# GOAL:
Copy each line containing the word "Tulsa" from the records that follow, please.

*** PROVIDED RECORDS

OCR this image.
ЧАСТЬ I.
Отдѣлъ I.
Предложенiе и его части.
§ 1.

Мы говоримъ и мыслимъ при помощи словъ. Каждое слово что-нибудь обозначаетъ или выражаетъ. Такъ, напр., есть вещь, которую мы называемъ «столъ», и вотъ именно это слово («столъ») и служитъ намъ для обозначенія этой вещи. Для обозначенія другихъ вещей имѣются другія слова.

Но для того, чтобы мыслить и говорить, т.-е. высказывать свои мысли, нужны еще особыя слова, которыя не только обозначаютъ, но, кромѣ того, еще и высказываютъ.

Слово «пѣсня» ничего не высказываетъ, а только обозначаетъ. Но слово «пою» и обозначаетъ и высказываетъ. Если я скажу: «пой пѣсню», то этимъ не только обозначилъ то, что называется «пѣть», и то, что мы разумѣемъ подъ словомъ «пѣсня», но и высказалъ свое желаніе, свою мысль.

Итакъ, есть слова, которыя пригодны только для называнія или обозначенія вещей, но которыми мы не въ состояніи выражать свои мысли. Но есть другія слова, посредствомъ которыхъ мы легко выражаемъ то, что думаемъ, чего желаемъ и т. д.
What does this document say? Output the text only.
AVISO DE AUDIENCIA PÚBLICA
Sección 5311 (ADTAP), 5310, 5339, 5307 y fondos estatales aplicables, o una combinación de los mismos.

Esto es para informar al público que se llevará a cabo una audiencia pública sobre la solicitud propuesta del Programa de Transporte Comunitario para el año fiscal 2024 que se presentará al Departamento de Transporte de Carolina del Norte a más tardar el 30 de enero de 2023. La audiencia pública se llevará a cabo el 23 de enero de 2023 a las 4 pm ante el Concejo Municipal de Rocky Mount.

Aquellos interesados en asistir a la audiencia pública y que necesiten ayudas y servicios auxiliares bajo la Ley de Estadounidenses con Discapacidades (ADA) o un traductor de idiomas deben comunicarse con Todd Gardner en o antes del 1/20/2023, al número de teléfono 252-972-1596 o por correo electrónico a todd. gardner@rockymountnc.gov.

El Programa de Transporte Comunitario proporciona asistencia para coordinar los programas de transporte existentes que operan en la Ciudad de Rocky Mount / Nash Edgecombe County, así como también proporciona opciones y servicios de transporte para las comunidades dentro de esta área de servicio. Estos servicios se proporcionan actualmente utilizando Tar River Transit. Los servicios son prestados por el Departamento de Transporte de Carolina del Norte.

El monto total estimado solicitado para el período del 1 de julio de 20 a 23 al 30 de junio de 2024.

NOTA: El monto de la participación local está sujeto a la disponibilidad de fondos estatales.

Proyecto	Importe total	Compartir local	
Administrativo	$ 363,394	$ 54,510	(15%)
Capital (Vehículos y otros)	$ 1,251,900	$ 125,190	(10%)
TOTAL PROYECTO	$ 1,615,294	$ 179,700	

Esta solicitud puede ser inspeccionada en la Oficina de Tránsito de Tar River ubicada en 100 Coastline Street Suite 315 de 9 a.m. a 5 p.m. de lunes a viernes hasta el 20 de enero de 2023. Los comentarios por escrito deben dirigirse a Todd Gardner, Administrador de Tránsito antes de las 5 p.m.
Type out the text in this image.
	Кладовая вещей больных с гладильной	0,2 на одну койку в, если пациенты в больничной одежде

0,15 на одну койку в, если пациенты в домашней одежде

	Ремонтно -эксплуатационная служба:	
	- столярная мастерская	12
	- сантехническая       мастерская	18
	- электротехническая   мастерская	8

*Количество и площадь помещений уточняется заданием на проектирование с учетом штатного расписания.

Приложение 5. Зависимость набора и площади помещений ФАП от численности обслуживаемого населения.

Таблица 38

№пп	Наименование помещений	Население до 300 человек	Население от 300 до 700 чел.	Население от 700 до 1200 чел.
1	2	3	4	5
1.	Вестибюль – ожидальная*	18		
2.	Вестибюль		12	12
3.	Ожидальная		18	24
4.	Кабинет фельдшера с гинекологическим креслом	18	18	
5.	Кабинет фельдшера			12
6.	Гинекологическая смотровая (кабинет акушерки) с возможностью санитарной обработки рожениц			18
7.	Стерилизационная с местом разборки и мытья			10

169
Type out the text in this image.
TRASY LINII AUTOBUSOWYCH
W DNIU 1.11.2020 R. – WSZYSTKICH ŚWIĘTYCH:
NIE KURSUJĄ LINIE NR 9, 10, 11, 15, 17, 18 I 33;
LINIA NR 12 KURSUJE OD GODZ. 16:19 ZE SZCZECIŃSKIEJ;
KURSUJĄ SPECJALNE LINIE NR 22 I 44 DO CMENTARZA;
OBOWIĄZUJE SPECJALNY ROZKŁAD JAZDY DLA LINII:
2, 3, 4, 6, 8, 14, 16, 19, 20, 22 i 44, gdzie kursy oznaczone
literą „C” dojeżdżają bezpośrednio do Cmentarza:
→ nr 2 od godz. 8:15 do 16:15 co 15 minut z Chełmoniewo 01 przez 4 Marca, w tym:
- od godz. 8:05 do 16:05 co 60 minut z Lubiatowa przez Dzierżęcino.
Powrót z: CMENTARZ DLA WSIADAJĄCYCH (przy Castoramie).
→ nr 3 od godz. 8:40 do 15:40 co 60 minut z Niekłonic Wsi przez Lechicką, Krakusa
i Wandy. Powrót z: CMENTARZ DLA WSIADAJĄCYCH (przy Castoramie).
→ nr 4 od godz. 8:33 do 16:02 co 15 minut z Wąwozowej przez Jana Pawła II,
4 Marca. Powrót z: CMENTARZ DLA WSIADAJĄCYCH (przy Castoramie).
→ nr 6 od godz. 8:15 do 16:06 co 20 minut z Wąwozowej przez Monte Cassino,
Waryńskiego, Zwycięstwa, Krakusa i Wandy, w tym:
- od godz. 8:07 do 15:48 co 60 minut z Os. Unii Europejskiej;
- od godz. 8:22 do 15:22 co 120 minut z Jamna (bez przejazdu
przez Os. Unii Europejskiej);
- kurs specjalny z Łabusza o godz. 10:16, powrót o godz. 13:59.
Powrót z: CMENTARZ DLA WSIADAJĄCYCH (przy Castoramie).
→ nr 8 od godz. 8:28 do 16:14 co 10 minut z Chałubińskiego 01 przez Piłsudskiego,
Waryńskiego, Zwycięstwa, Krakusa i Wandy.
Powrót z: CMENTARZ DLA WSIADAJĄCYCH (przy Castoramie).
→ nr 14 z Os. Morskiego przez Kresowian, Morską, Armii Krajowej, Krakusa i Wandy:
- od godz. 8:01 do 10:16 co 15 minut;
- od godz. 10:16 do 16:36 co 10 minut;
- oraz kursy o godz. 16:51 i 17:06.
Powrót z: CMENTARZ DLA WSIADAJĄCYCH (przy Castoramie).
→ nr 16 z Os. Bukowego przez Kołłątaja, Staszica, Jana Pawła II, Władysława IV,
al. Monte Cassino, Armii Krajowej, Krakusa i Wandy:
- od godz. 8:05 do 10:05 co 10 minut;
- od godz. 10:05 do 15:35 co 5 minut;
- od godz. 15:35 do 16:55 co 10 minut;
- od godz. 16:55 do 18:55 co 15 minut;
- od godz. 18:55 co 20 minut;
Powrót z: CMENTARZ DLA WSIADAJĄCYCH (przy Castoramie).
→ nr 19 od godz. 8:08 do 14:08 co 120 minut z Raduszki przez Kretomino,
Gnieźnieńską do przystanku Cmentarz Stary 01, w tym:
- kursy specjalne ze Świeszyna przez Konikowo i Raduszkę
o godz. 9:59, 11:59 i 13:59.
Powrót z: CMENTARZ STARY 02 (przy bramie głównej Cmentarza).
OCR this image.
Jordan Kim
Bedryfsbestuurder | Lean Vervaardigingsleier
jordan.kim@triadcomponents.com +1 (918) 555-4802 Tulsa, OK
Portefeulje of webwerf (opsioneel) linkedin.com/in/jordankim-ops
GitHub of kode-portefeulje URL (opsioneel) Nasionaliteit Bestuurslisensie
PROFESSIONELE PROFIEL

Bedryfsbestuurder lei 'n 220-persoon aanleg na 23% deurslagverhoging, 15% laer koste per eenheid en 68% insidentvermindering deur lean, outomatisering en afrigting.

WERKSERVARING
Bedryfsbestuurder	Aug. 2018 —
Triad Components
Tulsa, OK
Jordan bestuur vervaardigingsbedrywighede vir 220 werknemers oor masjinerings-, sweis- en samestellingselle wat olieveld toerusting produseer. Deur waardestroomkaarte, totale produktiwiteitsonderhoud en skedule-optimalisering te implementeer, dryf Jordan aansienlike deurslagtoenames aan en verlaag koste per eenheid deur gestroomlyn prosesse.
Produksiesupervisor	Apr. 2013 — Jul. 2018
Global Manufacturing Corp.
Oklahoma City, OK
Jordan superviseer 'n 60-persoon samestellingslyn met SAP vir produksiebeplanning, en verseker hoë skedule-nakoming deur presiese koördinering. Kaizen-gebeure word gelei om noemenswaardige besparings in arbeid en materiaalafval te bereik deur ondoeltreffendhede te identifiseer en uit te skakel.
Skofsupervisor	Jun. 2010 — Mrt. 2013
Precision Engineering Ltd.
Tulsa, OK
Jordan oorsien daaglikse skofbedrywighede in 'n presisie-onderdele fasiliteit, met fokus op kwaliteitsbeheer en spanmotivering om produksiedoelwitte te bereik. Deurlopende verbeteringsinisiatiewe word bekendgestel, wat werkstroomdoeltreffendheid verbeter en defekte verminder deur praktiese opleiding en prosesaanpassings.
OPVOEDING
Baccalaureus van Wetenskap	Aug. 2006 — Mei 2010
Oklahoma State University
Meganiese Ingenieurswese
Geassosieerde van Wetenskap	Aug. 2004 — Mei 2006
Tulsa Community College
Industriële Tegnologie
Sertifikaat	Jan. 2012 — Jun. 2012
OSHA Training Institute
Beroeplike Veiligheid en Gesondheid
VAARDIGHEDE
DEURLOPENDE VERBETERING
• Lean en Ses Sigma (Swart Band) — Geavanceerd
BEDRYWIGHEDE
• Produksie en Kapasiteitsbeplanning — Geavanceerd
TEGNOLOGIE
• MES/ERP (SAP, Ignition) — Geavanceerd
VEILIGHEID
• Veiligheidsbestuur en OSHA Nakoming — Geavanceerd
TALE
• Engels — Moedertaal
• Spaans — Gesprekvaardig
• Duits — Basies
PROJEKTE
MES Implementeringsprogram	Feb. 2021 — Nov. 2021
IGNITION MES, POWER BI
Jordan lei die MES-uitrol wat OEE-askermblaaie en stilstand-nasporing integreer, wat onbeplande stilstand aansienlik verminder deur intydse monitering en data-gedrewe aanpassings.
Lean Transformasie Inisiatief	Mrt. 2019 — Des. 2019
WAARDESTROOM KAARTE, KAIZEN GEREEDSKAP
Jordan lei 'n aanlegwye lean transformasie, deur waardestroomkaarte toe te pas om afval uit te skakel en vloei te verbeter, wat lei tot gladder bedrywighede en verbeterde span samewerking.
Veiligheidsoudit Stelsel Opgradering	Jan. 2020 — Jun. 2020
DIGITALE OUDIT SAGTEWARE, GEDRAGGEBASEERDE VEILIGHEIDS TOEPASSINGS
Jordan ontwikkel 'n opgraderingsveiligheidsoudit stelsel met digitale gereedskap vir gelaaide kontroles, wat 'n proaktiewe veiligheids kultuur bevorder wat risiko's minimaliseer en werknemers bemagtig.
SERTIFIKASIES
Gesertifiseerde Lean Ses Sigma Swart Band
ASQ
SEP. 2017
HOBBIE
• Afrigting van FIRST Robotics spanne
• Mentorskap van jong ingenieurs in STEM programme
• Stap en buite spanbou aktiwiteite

******

# SOLUTION TO THIS PROBLEM:
jordan.kim@triadcomponents.com +1 (918) 555-4802 Tulsa, OK
Tulsa, OK
Tulsa, OK
Tulsa Community College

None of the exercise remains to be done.